--- START ---

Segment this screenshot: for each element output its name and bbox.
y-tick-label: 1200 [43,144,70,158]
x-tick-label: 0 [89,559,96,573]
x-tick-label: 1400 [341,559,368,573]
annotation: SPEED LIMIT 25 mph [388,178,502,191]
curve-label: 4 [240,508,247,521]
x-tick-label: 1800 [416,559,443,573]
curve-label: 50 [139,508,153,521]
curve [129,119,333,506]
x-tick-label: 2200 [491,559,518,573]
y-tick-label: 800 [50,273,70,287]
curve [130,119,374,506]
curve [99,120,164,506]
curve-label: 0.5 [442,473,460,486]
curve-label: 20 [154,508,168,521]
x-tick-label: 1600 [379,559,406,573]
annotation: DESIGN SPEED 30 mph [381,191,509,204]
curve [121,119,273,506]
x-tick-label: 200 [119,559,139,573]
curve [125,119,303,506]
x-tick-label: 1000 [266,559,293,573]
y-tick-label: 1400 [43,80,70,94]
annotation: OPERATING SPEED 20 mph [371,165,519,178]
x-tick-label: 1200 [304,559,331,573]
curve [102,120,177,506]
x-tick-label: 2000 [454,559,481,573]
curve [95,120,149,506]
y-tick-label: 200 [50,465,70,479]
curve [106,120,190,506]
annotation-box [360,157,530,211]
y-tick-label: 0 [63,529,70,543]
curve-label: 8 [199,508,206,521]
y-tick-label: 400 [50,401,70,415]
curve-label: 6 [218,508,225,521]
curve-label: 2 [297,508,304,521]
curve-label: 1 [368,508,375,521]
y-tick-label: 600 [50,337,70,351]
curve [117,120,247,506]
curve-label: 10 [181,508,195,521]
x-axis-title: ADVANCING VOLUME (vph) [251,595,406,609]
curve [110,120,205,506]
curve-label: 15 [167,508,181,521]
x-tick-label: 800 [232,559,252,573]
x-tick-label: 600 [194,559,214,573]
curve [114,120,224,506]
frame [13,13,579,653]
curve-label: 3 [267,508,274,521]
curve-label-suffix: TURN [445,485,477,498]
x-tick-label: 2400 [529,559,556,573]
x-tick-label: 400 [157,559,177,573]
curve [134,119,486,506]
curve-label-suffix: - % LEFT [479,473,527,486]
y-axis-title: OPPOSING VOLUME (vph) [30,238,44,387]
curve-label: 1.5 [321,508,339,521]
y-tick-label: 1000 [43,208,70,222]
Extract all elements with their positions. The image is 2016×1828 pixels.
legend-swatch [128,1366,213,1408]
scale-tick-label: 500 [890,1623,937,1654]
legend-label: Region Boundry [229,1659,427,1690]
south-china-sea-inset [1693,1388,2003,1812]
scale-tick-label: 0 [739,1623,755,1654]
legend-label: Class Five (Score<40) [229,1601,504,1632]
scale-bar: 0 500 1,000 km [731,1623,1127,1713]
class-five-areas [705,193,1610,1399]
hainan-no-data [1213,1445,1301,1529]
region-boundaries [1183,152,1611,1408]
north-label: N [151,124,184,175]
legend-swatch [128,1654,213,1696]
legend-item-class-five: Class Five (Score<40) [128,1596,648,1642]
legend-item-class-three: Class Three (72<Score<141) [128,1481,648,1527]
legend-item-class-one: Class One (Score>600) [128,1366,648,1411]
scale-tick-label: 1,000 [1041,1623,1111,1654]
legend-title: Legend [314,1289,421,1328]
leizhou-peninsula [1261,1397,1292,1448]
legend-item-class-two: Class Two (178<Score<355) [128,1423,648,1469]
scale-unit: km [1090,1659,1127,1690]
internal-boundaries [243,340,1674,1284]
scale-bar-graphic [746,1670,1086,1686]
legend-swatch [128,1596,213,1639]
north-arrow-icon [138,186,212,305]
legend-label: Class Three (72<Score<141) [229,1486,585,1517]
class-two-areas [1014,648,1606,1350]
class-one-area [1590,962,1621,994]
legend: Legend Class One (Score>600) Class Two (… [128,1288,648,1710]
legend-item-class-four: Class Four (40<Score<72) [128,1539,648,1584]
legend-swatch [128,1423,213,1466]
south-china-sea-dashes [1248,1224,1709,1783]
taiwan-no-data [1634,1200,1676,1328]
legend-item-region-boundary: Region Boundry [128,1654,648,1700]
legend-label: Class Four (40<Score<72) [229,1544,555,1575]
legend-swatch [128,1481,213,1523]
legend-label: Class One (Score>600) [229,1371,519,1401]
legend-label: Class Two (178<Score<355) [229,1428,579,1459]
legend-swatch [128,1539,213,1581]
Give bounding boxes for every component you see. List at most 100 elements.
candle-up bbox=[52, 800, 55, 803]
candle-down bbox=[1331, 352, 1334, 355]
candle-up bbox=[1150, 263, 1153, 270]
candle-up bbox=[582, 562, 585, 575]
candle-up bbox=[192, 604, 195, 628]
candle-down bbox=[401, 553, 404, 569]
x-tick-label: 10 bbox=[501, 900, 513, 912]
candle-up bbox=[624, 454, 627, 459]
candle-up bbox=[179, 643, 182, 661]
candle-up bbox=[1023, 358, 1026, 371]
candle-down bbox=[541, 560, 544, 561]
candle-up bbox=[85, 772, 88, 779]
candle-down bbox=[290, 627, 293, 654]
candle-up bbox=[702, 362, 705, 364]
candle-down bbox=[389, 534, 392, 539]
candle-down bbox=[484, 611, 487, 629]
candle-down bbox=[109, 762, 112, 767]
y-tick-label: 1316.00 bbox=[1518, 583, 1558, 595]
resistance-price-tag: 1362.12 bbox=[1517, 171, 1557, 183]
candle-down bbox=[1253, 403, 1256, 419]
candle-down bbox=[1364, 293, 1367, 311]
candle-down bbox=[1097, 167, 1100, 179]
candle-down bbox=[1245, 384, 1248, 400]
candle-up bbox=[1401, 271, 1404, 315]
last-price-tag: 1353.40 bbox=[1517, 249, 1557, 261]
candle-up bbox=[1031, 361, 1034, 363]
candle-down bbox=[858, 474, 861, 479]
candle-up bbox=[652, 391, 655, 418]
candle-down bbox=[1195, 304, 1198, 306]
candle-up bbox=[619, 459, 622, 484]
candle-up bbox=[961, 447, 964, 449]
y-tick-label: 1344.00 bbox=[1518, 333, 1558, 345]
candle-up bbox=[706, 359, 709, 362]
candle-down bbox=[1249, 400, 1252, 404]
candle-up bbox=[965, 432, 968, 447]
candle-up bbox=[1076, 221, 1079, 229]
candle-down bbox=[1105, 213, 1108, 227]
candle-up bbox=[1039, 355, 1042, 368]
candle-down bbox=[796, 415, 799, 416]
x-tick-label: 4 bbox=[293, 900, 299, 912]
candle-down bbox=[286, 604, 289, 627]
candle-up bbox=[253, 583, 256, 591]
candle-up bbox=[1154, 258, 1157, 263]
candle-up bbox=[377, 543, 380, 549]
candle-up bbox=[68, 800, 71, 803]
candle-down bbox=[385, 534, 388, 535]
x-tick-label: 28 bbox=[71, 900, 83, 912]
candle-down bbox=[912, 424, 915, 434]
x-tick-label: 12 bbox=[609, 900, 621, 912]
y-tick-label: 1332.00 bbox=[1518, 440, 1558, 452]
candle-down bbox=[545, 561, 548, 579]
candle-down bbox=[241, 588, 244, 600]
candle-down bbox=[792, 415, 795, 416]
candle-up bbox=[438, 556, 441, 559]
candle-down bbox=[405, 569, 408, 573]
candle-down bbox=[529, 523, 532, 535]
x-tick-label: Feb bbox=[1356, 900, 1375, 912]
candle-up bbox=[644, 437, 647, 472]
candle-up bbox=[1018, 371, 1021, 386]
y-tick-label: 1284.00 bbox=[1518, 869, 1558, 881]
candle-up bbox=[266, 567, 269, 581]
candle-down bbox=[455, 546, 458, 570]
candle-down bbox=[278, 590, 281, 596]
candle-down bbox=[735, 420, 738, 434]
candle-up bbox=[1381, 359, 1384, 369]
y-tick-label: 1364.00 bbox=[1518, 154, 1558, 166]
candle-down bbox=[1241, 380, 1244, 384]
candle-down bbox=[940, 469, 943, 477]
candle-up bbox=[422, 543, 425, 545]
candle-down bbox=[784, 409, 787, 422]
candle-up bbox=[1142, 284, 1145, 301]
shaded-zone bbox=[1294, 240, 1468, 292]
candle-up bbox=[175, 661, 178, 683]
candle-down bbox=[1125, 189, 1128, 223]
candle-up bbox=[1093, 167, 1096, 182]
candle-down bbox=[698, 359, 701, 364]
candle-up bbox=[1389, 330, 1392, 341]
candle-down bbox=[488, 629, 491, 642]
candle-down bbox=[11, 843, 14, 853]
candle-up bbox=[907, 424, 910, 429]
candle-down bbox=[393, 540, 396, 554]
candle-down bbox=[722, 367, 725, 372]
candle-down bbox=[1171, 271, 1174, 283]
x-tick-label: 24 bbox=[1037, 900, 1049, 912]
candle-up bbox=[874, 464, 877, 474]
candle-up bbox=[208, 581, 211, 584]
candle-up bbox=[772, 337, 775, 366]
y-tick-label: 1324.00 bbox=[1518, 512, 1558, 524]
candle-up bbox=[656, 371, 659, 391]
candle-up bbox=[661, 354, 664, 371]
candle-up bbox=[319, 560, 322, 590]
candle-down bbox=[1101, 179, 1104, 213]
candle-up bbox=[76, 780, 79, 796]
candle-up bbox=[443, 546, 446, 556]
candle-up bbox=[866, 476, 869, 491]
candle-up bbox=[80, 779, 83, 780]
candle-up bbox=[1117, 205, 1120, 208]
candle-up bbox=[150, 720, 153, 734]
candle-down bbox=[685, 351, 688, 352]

--- END ---

TASK DETAILS: Identify each line above that contains the string "axis", treating uppercase and lowercase as different, and copy every such line in full.

EXERCISE OUTPUT:
x-axis-title: ADVANCING VOLUME (vph) [251,595,406,609]
y-axis-title: OPPOSING VOLUME (vph) [30,238,44,387]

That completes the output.